(What you have to do):
Each record below should be repeated precisely as written.

## START Materials provided

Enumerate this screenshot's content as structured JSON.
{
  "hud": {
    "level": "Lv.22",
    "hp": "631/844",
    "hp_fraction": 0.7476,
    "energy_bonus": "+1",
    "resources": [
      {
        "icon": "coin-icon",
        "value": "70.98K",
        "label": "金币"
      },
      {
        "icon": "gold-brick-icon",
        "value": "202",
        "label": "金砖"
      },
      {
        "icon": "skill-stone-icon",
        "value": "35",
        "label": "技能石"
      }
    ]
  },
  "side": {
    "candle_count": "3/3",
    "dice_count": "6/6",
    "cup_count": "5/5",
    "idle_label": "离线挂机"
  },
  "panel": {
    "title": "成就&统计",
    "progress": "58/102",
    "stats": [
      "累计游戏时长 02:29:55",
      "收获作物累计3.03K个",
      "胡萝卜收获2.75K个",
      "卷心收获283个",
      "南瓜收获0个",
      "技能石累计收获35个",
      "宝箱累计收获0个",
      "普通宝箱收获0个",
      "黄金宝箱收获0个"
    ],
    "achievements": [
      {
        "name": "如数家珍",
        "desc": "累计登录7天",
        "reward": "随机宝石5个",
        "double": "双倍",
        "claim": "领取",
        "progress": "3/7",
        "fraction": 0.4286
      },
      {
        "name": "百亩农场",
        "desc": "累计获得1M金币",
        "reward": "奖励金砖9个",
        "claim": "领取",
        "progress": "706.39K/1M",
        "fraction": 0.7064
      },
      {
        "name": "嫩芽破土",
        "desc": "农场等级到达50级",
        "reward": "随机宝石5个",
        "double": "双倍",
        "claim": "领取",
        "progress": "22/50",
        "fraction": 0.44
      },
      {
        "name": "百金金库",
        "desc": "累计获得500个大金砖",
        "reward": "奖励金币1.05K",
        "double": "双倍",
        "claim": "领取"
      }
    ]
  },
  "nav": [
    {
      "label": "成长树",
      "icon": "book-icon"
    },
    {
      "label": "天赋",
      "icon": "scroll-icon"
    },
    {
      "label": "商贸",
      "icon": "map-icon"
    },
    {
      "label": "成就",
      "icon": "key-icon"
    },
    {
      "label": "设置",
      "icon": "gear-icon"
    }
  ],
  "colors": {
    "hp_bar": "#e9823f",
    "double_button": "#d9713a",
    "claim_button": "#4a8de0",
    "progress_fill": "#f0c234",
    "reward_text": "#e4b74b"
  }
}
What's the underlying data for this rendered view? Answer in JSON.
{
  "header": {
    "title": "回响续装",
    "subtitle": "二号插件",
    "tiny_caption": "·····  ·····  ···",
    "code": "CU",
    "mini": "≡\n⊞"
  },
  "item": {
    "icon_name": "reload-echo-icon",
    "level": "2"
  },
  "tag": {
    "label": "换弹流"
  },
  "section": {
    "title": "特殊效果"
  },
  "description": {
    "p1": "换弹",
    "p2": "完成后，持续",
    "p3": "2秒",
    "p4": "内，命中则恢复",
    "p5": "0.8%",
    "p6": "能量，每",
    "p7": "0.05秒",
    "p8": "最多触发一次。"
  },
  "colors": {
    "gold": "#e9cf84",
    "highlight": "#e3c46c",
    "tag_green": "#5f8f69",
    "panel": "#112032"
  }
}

## END Materials provided

(Response for this exercise):
Enumerate this screenshot's content as structured JSON.
{
  "hud": {
    "level": "Lv.22",
    "hp": "631/844",
    "hp_fraction": 0.7476,
    "energy_bonus": "+1",
    "resources": [
      {
        "icon": "coin-icon",
        "value": "70.98K",
        "label": "金币"
      },
      {
        "icon": "gold-brick-icon",
        "value": "202",
        "label": "金砖"
      },
      {
        "icon": "skill-stone-icon",
        "value": "35",
        "label": "技能石"
      }
    ]
  },
  "side": {
    "candle_count": "3/3",
    "dice_count": "6/6",
    "cup_count": "5/5",
    "idle_label": "离线挂机"
  },
  "panel": {
    "title": "成就&统计",
    "progress": "58/102",
    "stats": [
      "累计游戏时长 02:29:55",
      "收获作物累计3.03K个",
      "胡萝卜收获2.75K个",
      "卷心收获283个",
      "南瓜收获0个",
      "技能石累计收获35个",
      "宝箱累计收获0个",
      "普通宝箱收获0个",
      "黄金宝箱收获0个"
    ],
    "achievements": [
      {
        "name": "如数家珍",
        "desc": "累计登录7天",
        "reward": "随机宝石5个",
        "double": "双倍",
        "claim": "领取",
        "progress": "3/7",
        "fraction": 0.4286
      },
      {
        "name": "百亩农场",
        "desc": "累计获得1M金币",
        "reward": "奖励金砖9个",
        "claim": "领取",
        "progress": "706.39K/1M",
        "fraction": 0.7064
      },
      {
        "name": "嫩芽破土",
        "desc": "农场等级到达50级",
        "reward": "随机宝石5个",
        "double": "双倍",
        "claim": "领取",
        "progress": "22/50",
        "fraction": 0.44
      },
      {
        "name": "百金金库",
        "desc": "累计获得500个大金砖",
        "reward": "奖励金币1.05K",
        "double": "双倍",
        "claim": "领取"
      }
    ]
  },
  "nav": [
    {
      "label": "成长树",
      "icon": "book-icon"
    },
    {
      "label": "天赋",
      "icon": "scroll-icon"
    },
    {
      "label": "商贸",
      "icon": "map-icon"
    },
    {
      "label": "成就",
      "icon": "key-icon"
    },
    {
      "label": "设置",
      "icon": "gear-icon"
    }
  ],
  "colors": {
    "hp_bar": "#e9823f",
    "double_button": "#d9713a",
    "claim_button": "#4a8de0",
    "progress_fill": "#f0c234",
    "reward_text": "#e4b74b"
  }
}
What's the underlying data for this rendered view? Answer in JSON.
{
  "header": {
    "title": "回响续装",
    "subtitle": "二号插件",
    "tiny_caption": "·····  ·····  ···",
    "code": "CU",
    "mini": "≡\n⊞"
  },
  "item": {
    "icon_name": "reload-echo-icon",
    "level": "2"
  },
  "tag": {
    "label": "换弹流"
  },
  "section": {
    "title": "特殊效果"
  },
  "description": {
    "p1": "换弹",
    "p2": "完成后，持续",
    "p3": "2秒",
    "p4": "内，命中则恢复",
    "p5": "0.8%",
    "p6": "能量，每",
    "p7": "0.05秒",
    "p8": "最多触发一次。"
  },
  "colors": {
    "gold": "#e9cf84",
    "highlight": "#e3c46c",
    "tag_green": "#5f8f69",
    "panel": "#112032"
  }
}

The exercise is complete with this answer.